Given instruction: From the entries below, copy every line that holds the word "Dial".

[Dataset records]

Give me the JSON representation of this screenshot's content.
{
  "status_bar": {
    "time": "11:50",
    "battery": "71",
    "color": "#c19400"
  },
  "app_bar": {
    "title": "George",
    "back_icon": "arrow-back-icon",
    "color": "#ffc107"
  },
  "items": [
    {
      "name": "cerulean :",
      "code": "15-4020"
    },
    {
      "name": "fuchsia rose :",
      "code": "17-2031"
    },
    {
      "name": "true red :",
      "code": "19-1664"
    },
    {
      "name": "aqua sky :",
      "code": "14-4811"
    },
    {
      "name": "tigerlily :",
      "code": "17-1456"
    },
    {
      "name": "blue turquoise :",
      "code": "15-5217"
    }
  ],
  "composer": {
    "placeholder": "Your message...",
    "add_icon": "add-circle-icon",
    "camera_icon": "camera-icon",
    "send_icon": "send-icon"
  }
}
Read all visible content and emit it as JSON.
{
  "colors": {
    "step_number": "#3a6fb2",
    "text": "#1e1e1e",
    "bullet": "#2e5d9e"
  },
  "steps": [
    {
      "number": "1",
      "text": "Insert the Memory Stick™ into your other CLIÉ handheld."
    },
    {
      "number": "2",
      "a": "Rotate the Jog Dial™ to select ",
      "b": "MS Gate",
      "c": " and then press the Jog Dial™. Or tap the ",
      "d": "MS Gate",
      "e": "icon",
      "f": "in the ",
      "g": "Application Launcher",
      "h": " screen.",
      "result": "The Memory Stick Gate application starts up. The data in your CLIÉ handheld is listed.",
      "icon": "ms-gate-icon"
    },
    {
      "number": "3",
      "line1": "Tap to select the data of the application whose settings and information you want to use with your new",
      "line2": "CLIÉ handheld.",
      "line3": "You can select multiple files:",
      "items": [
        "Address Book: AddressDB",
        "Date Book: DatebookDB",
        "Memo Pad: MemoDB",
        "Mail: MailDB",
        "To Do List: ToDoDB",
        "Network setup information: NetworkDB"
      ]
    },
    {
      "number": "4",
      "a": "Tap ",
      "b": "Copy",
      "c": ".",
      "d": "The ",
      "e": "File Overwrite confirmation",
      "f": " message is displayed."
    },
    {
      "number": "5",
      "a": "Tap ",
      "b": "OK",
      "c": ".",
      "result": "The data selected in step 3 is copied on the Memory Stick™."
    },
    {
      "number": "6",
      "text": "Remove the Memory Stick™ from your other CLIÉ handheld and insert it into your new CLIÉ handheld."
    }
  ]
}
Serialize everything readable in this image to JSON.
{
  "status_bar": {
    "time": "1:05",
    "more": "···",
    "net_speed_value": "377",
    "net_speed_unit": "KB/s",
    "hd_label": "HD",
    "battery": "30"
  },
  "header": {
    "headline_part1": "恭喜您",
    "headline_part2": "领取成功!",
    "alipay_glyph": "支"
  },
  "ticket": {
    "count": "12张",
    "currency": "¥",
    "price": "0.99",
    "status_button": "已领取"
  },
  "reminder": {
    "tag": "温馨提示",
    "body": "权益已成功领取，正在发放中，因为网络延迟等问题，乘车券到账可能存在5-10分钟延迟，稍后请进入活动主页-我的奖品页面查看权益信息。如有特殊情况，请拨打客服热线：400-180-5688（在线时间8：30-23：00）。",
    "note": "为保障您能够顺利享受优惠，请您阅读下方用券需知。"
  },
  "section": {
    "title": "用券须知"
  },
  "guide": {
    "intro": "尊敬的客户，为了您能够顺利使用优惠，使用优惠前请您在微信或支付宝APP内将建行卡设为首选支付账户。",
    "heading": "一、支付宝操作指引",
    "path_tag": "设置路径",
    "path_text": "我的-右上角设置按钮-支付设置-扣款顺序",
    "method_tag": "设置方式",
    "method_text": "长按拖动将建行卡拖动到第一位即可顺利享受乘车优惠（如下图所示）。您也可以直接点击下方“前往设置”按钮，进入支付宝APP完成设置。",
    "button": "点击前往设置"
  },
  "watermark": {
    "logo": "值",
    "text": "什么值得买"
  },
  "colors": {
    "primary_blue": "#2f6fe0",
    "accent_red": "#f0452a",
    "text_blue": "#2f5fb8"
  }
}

Right answer:
      "a": "Rotate the Jog Dial™ to select ",
      "c": " and then press the Jog Dial™. Or tap the ",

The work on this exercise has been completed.